## Begin EXERCISE INPUTS
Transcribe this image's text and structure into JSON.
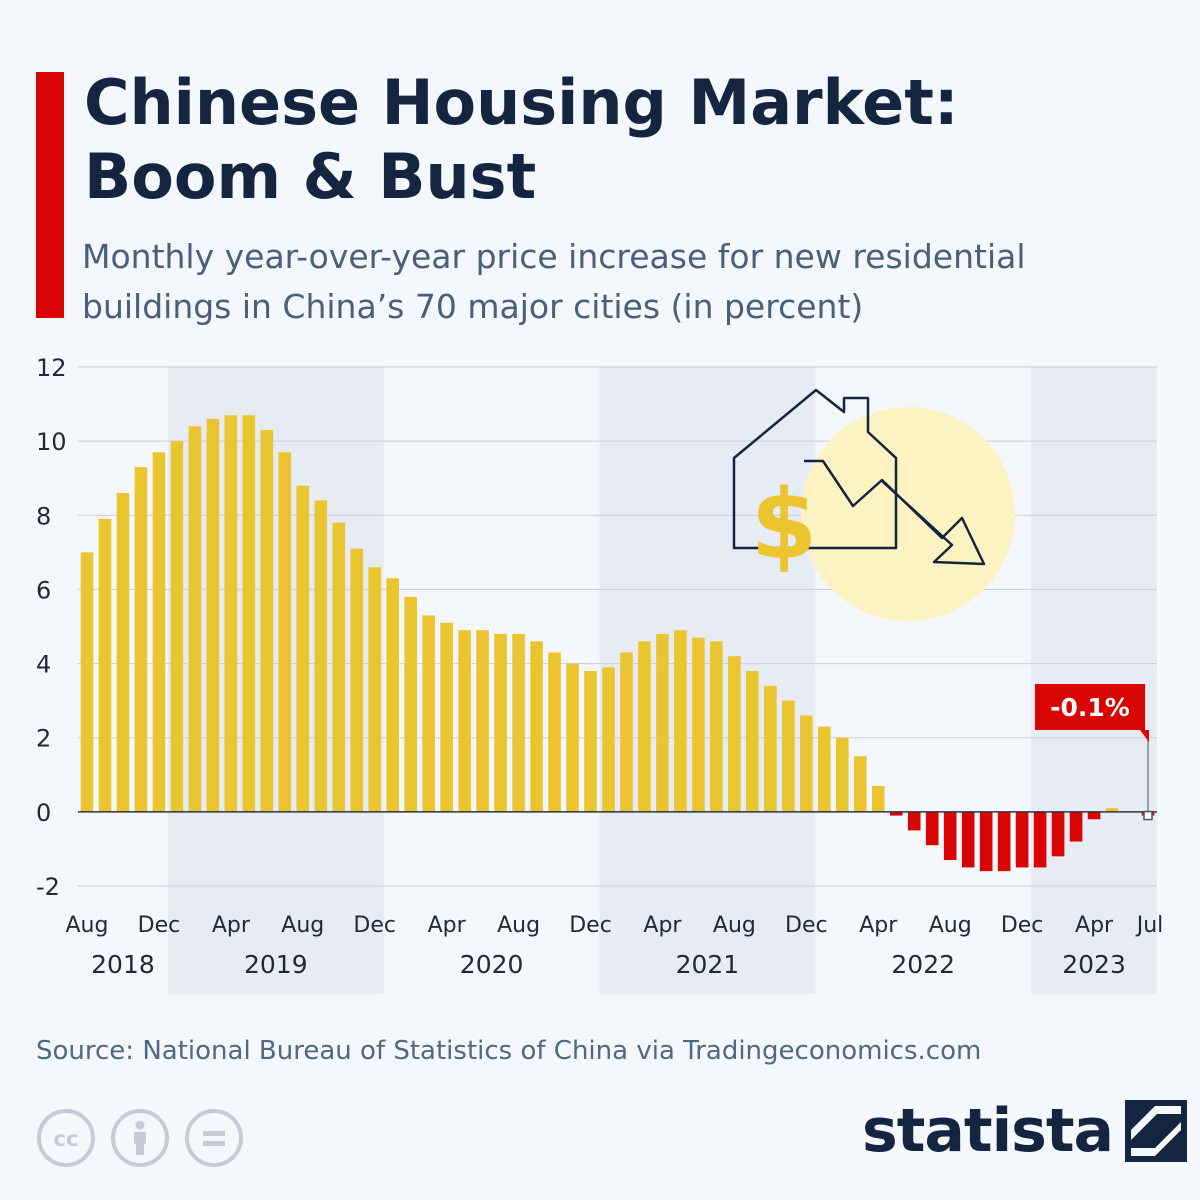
{
  "header": {
    "title": "Chinese Housing Market: Boom & Bust",
    "subtitle": "Monthly year-over-year price increase for new residential buildings in China’s 70 major cities (in percent)"
  },
  "colors": {
    "positive": "#ebc52f",
    "negative": "#d90404",
    "accent": "#d90404",
    "title": "#13253f",
    "band": "#e6ebf4"
  },
  "chart_data": {
    "type": "bar",
    "start": "Aug 2018",
    "categories": [
      "Aug 2018",
      "Sep 2018",
      "Oct 2018",
      "Nov 2018",
      "Dec 2018",
      "Jan 2019",
      "Feb 2019",
      "Mar 2019",
      "Apr 2019",
      "May 2019",
      "Jun 2019",
      "Jul 2019",
      "Aug 2019",
      "Sep 2019",
      "Oct 2019",
      "Nov 2019",
      "Dec 2019",
      "Jan 2020",
      "Feb 2020",
      "Mar 2020",
      "Apr 2020",
      "May 2020",
      "Jun 2020",
      "Jul 2020",
      "Aug 2020",
      "Sep 2020",
      "Oct 2020",
      "Nov 2020",
      "Dec 2020",
      "Jan 2021",
      "Feb 2021",
      "Mar 2021",
      "Apr 2021",
      "May 2021",
      "Jun 2021",
      "Jul 2021",
      "Aug 2021",
      "Sep 2021",
      "Oct 2021",
      "Nov 2021",
      "Dec 2021",
      "Jan 2022",
      "Feb 2022",
      "Mar 2022",
      "Apr 2022",
      "May 2022",
      "Jun 2022",
      "Jul 2022",
      "Aug 2022",
      "Sep 2022",
      "Oct 2022",
      "Nov 2022",
      "Dec 2022",
      "Jan 2023",
      "Feb 2023",
      "Mar 2023",
      "Apr 2023",
      "May 2023",
      "Jun 2023",
      "Jul 2023"
    ],
    "values": [
      7.0,
      7.9,
      8.6,
      9.3,
      9.7,
      10.0,
      10.4,
      10.6,
      10.7,
      10.7,
      10.3,
      9.7,
      8.8,
      8.4,
      7.8,
      7.1,
      6.6,
      6.3,
      5.8,
      5.3,
      5.1,
      4.9,
      4.9,
      4.8,
      4.8,
      4.6,
      4.3,
      4.0,
      3.8,
      3.9,
      4.3,
      4.6,
      4.8,
      4.9,
      4.7,
      4.6,
      4.2,
      3.8,
      3.4,
      3.0,
      2.6,
      2.3,
      2.0,
      1.5,
      0.7,
      -0.1,
      -0.5,
      -0.9,
      -1.3,
      -1.5,
      -1.6,
      -1.6,
      -1.5,
      -1.5,
      -1.2,
      -0.8,
      -0.2,
      0.1,
      0.0,
      -0.1
    ],
    "ylim": [
      -2,
      12
    ],
    "yticks": [
      -2,
      0,
      2,
      4,
      6,
      8,
      10,
      12
    ],
    "x_tick_labels": [
      {
        "label": "Aug",
        "index": 0
      },
      {
        "label": "Dec",
        "index": 4
      },
      {
        "label": "Apr",
        "index": 8
      },
      {
        "label": "Aug",
        "index": 12
      },
      {
        "label": "Dec",
        "index": 16
      },
      {
        "label": "Apr",
        "index": 20
      },
      {
        "label": "Aug",
        "index": 24
      },
      {
        "label": "Dec",
        "index": 28
      },
      {
        "label": "Apr",
        "index": 32
      },
      {
        "label": "Aug",
        "index": 36
      },
      {
        "label": "Dec",
        "index": 40
      },
      {
        "label": "Apr",
        "index": 44
      },
      {
        "label": "Aug",
        "index": 48
      },
      {
        "label": "Dec",
        "index": 52
      },
      {
        "label": "Apr",
        "index": 56
      },
      {
        "label": "Jul",
        "index": 59
      }
    ],
    "year_labels": [
      {
        "label": "2018",
        "from": 0,
        "to": 4,
        "shaded": false
      },
      {
        "label": "2019",
        "from": 5,
        "to": 16,
        "shaded": true
      },
      {
        "label": "2020",
        "from": 17,
        "to": 28,
        "shaded": false
      },
      {
        "label": "2021",
        "from": 29,
        "to": 40,
        "shaded": true
      },
      {
        "label": "2022",
        "from": 41,
        "to": 52,
        "shaded": false
      },
      {
        "label": "2023",
        "from": 53,
        "to": 59,
        "shaded": true
      }
    ],
    "annotation": {
      "text": "-0.1%",
      "index": 59
    },
    "grid": true,
    "legend": "none"
  },
  "footer": {
    "source": "Source: National Bureau of Statistics of China via Tradingeconomics.com",
    "brand": "statista",
    "license_icons": [
      "cc-icon",
      "attribution-icon",
      "no-derivatives-icon"
    ]
  }
}
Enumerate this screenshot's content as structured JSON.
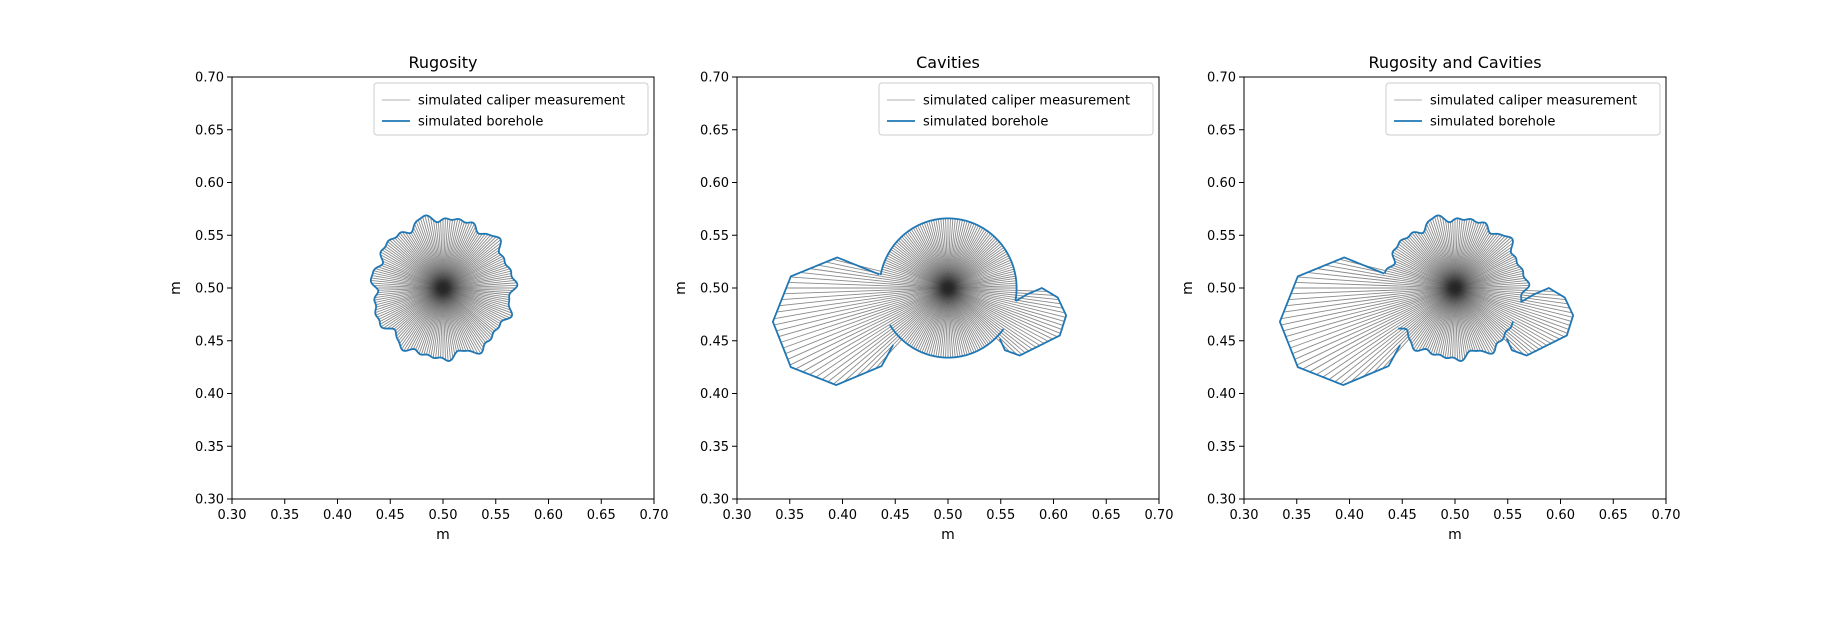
{
  "chart_data": [
    {
      "type": "line",
      "title": "Rugosity",
      "xlabel": "m",
      "ylabel": "m",
      "xlim": [
        0.3,
        0.7
      ],
      "ylim": [
        0.3,
        0.7
      ],
      "xticks": [
        "0.30",
        "0.35",
        "0.40",
        "0.45",
        "0.50",
        "0.55",
        "0.60",
        "0.65",
        "0.70"
      ],
      "yticks": [
        "0.30",
        "0.35",
        "0.40",
        "0.45",
        "0.50",
        "0.55",
        "0.60",
        "0.65",
        "0.70"
      ],
      "legend": {
        "placement": "upper right",
        "entries": [
          "simulated caliper measurement",
          "simulated borehole"
        ]
      },
      "series": [
        {
          "name": "simulated borehole",
          "color": "#1f77b4",
          "center": [
            0.5,
            0.5
          ],
          "radius_x": 0.066,
          "radius_y": 0.066,
          "rugosity_amplitude": 0.003
        },
        {
          "name": "simulated caliper measurement",
          "color": "#c0c0c0",
          "rays_from_center": 90
        }
      ]
    },
    {
      "type": "line",
      "title": "Cavities",
      "xlabel": "m",
      "ylabel": "m",
      "xlim": [
        0.3,
        0.7
      ],
      "ylim": [
        0.3,
        0.7
      ],
      "xticks": [
        "0.30",
        "0.35",
        "0.40",
        "0.45",
        "0.50",
        "0.55",
        "0.60",
        "0.65",
        "0.70"
      ],
      "yticks": [
        "0.30",
        "0.35",
        "0.40",
        "0.45",
        "0.50",
        "0.55",
        "0.60",
        "0.65",
        "0.70"
      ],
      "legend": {
        "placement": "upper right",
        "entries": [
          "simulated caliper measurement",
          "simulated borehole"
        ]
      },
      "series": [
        {
          "name": "simulated borehole",
          "color": "#1f77b4",
          "center": [
            0.5,
            0.5
          ],
          "radius_x": 0.065,
          "radius_y": 0.066,
          "cavities": [
            [
              [
                0.437,
                0.512
              ],
              [
                0.395,
                0.529
              ],
              [
                0.351,
                0.511
              ],
              [
                0.334,
                0.468
              ],
              [
                0.351,
                0.425
              ],
              [
                0.394,
                0.408
              ],
              [
                0.437,
                0.426
              ],
              [
                0.448,
                0.446
              ]
            ],
            [
              [
                0.563,
                0.487
              ],
              [
                0.575,
                0.494
              ],
              [
                0.589,
                0.5
              ],
              [
                0.604,
                0.491
              ],
              [
                0.612,
                0.474
              ],
              [
                0.606,
                0.455
              ],
              [
                0.588,
                0.446
              ],
              [
                0.568,
                0.436
              ],
              [
                0.554,
                0.441
              ],
              [
                0.549,
                0.452
              ]
            ]
          ]
        },
        {
          "name": "simulated caliper measurement",
          "color": "#c0c0c0",
          "rays_from_center": 90
        }
      ]
    },
    {
      "type": "line",
      "title": "Rugosity and Cavities",
      "xlabel": "m",
      "ylabel": "m",
      "xlim": [
        0.3,
        0.7
      ],
      "ylim": [
        0.3,
        0.7
      ],
      "xticks": [
        "0.30",
        "0.35",
        "0.40",
        "0.45",
        "0.50",
        "0.55",
        "0.60",
        "0.65",
        "0.70"
      ],
      "yticks": [
        "0.30",
        "0.35",
        "0.40",
        "0.45",
        "0.50",
        "0.55",
        "0.60",
        "0.65",
        "0.70"
      ],
      "legend": {
        "placement": "upper right",
        "entries": [
          "simulated caliper measurement",
          "simulated borehole"
        ]
      },
      "series": [
        {
          "name": "simulated borehole",
          "color": "#1f77b4",
          "center": [
            0.5,
            0.5
          ],
          "radius_x": 0.066,
          "radius_y": 0.066,
          "rugosity_amplitude": 0.003,
          "cavities": [
            [
              [
                0.437,
                0.512
              ],
              [
                0.395,
                0.529
              ],
              [
                0.351,
                0.511
              ],
              [
                0.334,
                0.468
              ],
              [
                0.351,
                0.425
              ],
              [
                0.394,
                0.408
              ],
              [
                0.437,
                0.426
              ],
              [
                0.448,
                0.446
              ]
            ],
            [
              [
                0.563,
                0.487
              ],
              [
                0.575,
                0.494
              ],
              [
                0.589,
                0.5
              ],
              [
                0.604,
                0.491
              ],
              [
                0.612,
                0.474
              ],
              [
                0.606,
                0.455
              ],
              [
                0.588,
                0.446
              ],
              [
                0.568,
                0.436
              ],
              [
                0.554,
                0.441
              ],
              [
                0.549,
                0.452
              ]
            ]
          ]
        },
        {
          "name": "simulated caliper measurement",
          "color": "#c0c0c0",
          "rays_from_center": 90
        }
      ]
    }
  ]
}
## End EXERCISE INPUTS
• _PROBLEM DESCRIPTION_: Copy each line of the listing that contains the string "JSON".

• _IN RESPONSE_:
Transcribe this image's text and structure into JSON.
Enumerate this screenshot's content as structured JSON.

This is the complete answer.